> Texto del ejercicio
No tiene nada de extraño que algunos se pregunten dónde está Dios en esta epidemia, qué tiene que ver Dios con el coronavirus. Los más tradicionalistas no tienen dudas. Esta pandemia es un castigo divino. Castigo por la permisión de la homosexualidad, el aborto, la ideología de género. Una buena manera de ajustar cuentas con sus enemigos particulares. […]
Todo esto del amor de Dios les suena bien a muchos, pero les parece insuficiente para describir el ser de Dios y su intervención en el mundo. ¿Acaso no es también un Dios santo? ¿Un Dios que aborrece el pecado, un Dios justo que manifiesta su ira contra los hijos de desobediencia (Efesios 5:6)?
Argumentos bíblicos no les faltan. Tienen de sobra en una lectura literalista y precristiana del Antiguo Testamento. ¿No es Dios soberano, Señor de los ejércitos y de todo cuanto sucede? ¿No castigó los pecados de Israel con sequías, plagas e invasiones? ¿No es el Todopoderoso en cuya mano están las fuentes de agua arriba en el cielo y los rayos que caen a la tierra? ¿Acaso hay alguna brizna de hierba que crezca sin su permiso? ¿No dirige él el destino de todos los hombres? ¿No están en sus manos los días de cada persona? “El Señor da la muerte y da la vida, hunde en el abismo y salva de él. El Señor empobrece y enriquece, rebaja y engrandece” (1 Samuel 2:8. BLP). “¿Quién es aquel que habla y así sucede, a menos que el Señor lo haya ordenado? ¿No salen de la boca del Altísimo tanto el mal como el bien?” (Lamentaciones 3:37-38. LBLA). […]
Sin duda que Jesús compartió la visión de Dios de sus compatriotas, pero en él se percibe otro tono, otro talante, otro énfasis que no entra en polémica con la fe tradicional de sus mayores, pero que representa una nueva manera de considerar a Dios. Su manera de referirse a él. No más Señor de los ejércitos, sino simplemente Abba, “padre” en sentido familiar. No más Poderoso y Terrible (Deuteronomio 10:17), sino Amor, amor no como propiedad o atributo, sino como esencia: Dios es Amor (1 Juan 4:8). Amor compartido, amor comunitario en la trinidad de su ser. Amor soberano que sufre; amor paciente que aguanta; amor que busca a la oveja perdida; amor poderoso que justifica el impío; amor asombroso que se deja matar en la persona de su Hijo. […]
Las desgracias no vienen sobre los hombres por voluntad punitiva de Dios, de ser así, los días de vida de los hombres sobre la tierra serían muy cortos y, por contra, no nos podríamos explicar las desgracias de los justos, excepto malinterpretándolas y, como los amigos de Job, atribuirlas al castigo divino. Jesús nos previno contra esta manera de ver, cuando dice que Dios hace salir el sol sobre buenos y malos (Mateo 5:45) y pregunta: “¿O pensáis que aquellos dieciocho, sobre los que cayó la torre en Siloé y los mató, eran más deudores que todos los hombres que habitan en Jerusalén?” (Lucas 13:4).

> Qué se pide
- 1) Devuelve, copiado tal cual, el fragmento del texto sobre Dios y la epidemia que va desde "No tiene nada" hasta "desobediencia (Efesios 5:6)?", ambos incluidos.
- 2) Escribe la continuación del texto sobre Dios y la epidemia a partir de su última frase.

> Registros de un conjunto de datos
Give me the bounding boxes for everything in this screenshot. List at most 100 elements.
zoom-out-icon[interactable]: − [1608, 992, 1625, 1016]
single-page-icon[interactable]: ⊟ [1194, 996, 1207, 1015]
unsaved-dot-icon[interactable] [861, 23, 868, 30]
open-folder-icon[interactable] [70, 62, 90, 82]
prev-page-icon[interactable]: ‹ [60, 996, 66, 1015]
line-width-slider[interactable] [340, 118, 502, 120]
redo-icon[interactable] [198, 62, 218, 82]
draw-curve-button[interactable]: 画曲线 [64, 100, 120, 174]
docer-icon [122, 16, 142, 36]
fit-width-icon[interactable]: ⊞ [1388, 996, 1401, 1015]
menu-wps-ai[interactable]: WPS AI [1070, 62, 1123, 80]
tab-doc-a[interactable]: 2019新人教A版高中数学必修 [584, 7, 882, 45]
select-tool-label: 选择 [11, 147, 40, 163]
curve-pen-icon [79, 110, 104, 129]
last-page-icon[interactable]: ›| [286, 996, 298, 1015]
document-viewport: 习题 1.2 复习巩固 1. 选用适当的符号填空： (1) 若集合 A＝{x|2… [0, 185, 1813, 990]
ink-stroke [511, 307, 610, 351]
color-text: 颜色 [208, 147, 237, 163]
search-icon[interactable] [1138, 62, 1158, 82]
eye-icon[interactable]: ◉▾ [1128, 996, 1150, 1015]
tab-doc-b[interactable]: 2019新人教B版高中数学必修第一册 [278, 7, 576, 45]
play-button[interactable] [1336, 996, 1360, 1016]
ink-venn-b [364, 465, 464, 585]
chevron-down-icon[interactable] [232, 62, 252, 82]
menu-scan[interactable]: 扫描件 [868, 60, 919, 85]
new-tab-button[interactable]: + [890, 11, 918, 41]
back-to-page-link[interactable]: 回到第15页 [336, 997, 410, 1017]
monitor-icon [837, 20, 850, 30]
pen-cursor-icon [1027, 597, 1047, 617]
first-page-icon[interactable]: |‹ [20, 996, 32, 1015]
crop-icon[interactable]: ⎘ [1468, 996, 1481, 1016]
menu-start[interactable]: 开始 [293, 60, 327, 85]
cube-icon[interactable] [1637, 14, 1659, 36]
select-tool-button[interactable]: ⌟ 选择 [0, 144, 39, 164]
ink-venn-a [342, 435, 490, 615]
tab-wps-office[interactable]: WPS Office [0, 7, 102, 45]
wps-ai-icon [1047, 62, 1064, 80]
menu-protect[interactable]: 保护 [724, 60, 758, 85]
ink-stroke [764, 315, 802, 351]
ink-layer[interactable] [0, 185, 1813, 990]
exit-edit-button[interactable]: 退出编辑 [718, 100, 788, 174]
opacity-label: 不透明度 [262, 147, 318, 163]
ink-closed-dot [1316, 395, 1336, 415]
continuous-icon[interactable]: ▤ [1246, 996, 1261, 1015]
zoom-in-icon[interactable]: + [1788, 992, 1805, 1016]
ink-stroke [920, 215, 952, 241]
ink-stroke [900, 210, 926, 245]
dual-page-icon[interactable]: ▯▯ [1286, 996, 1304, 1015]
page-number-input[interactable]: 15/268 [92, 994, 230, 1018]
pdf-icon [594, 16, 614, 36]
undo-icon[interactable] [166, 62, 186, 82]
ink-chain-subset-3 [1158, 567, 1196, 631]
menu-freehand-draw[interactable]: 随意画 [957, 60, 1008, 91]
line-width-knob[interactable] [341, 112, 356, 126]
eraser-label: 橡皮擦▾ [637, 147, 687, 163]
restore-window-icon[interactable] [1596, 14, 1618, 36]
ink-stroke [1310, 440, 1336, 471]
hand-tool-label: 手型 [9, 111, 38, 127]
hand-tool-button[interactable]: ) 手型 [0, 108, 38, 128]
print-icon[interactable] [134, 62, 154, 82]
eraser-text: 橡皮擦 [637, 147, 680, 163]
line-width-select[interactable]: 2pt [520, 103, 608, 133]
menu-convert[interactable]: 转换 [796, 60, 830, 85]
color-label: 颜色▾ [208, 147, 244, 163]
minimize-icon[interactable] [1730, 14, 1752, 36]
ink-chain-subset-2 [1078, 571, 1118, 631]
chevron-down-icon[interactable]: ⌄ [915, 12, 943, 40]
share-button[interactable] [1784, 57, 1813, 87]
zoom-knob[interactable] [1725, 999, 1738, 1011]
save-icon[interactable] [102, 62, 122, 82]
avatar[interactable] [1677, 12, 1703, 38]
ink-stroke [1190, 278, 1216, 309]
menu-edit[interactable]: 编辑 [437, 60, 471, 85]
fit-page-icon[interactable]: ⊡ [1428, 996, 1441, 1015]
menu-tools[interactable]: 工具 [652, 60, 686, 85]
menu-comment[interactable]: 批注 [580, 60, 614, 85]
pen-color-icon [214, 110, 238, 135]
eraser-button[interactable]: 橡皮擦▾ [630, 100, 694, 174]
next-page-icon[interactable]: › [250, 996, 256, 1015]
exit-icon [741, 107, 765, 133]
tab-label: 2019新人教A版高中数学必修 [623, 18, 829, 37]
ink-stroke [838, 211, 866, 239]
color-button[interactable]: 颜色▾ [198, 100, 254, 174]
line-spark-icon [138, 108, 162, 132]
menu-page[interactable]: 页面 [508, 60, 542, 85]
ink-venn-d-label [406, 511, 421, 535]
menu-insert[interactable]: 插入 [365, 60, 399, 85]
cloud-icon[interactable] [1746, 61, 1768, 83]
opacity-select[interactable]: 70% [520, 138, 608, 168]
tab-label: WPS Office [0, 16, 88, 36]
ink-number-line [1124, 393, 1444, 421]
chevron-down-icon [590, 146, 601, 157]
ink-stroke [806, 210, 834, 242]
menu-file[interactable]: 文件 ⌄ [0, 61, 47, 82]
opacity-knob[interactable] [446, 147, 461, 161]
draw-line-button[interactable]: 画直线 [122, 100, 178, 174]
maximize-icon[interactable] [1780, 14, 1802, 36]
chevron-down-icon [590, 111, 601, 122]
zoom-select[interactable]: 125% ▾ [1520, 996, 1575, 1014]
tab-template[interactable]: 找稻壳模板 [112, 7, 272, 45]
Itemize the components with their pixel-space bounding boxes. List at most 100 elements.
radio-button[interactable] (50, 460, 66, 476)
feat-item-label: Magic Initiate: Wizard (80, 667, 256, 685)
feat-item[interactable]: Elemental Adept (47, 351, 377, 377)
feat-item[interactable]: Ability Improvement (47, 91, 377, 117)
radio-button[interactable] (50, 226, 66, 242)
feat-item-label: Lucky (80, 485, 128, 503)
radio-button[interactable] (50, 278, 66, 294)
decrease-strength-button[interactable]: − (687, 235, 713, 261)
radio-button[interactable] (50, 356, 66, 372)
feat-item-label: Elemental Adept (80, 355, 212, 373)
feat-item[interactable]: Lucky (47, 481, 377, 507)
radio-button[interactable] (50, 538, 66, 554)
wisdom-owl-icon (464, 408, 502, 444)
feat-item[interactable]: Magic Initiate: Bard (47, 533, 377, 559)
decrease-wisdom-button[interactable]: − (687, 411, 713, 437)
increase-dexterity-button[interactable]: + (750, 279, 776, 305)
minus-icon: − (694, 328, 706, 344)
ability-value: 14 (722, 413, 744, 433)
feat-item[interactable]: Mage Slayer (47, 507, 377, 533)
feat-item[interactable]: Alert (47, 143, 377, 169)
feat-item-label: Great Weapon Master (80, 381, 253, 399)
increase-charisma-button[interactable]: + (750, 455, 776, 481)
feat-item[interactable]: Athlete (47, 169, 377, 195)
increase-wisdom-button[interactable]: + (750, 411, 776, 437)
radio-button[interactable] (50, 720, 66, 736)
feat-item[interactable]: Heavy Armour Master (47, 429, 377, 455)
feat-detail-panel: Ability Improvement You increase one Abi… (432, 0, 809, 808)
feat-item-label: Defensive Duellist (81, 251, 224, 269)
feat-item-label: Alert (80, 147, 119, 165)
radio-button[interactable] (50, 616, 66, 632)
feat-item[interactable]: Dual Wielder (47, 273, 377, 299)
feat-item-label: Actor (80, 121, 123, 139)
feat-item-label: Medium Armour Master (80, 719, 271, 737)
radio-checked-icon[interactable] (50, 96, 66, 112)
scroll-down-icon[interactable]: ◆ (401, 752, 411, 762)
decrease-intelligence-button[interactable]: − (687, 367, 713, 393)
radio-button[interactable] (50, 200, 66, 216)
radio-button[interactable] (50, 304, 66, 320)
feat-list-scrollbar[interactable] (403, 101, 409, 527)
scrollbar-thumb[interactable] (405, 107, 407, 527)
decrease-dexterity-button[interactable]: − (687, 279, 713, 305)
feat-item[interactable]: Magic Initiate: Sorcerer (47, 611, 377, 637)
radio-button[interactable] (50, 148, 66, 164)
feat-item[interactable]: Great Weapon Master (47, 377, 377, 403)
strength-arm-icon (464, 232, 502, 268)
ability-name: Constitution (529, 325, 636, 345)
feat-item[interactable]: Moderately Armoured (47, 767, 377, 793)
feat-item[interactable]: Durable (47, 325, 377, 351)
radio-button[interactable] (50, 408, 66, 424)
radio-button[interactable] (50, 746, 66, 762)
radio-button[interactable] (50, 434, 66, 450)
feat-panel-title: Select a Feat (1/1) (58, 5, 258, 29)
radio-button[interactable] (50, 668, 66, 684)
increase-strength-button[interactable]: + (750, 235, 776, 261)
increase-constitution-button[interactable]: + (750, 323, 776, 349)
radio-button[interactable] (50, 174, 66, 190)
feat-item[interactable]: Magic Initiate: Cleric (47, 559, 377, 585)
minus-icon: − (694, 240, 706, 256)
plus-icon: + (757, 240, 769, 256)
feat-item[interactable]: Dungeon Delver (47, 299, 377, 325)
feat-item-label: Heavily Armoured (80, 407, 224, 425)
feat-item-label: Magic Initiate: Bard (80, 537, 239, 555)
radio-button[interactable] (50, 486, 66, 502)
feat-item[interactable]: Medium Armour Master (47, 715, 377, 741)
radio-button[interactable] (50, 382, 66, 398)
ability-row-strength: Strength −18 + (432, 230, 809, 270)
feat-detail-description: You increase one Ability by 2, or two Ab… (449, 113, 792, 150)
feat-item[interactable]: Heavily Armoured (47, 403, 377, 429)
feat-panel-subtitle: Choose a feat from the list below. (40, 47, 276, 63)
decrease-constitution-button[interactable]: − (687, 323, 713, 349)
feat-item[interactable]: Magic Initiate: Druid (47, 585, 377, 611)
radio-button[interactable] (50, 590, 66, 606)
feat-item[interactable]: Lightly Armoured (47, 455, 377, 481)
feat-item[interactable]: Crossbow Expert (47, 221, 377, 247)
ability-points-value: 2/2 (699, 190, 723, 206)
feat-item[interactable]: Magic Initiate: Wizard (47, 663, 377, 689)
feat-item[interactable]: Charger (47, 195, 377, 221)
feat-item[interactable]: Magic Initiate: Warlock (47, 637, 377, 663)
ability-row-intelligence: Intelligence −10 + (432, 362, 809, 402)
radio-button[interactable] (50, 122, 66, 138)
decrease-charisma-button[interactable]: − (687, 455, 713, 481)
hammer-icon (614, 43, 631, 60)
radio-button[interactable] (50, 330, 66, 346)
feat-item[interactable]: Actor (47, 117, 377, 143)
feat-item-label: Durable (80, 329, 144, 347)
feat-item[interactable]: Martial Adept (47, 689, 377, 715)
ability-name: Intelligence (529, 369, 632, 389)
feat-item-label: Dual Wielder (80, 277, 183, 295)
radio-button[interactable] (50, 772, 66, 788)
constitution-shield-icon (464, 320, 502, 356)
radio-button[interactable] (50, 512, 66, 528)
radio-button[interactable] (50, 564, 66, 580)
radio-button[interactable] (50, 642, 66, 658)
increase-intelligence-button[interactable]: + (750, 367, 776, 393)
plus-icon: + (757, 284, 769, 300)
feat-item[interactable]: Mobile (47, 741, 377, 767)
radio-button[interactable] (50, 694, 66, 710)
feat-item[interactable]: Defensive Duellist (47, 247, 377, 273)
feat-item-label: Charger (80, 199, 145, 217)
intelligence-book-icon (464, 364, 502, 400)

> Respuestas
- 1)
No tiene nada de extraño que algunos se pregunten dónde está Dios en esta epidemia, qué tiene que ver Dios con el coronavirus. Los más tradicionalistas no tienen dudas. Esta pandemia es un castigo divino. Castigo por la permisión de la homosexualidad, el aborto, la ideología de género. Una buena manera de ajustar cuentas con sus enemigos particulares. […]
Todo esto del amor de Dios les suena bien a muchos, pero les parece insuficiente para describir el ser de Dios y su intervención en el mundo. ¿Acaso no es también un Dios santo? ¿Un Dios que aborrece el pecado, un Dios justo que manifiesta su ira contra los hijos de desobediencia (Efesios 5:6)?

- 2)
El cristianismo ligó desde su principio la idea de Dios a la persona y mensaje de Jesús. «Nadie conoce al Hijo sino el Padre, y nadie conoce al Padre sino el Hijo y aquel a quien el Hijo quiera revelarlo» (Mateo 11:27; Lucas 10:22). Desde entonces nadie que se considere cristiano puede hacer teología, o pensar en Dios, aparte de la enseñanza de Jesús y de la puerta abierta al corazón de Dios que él nos reveló.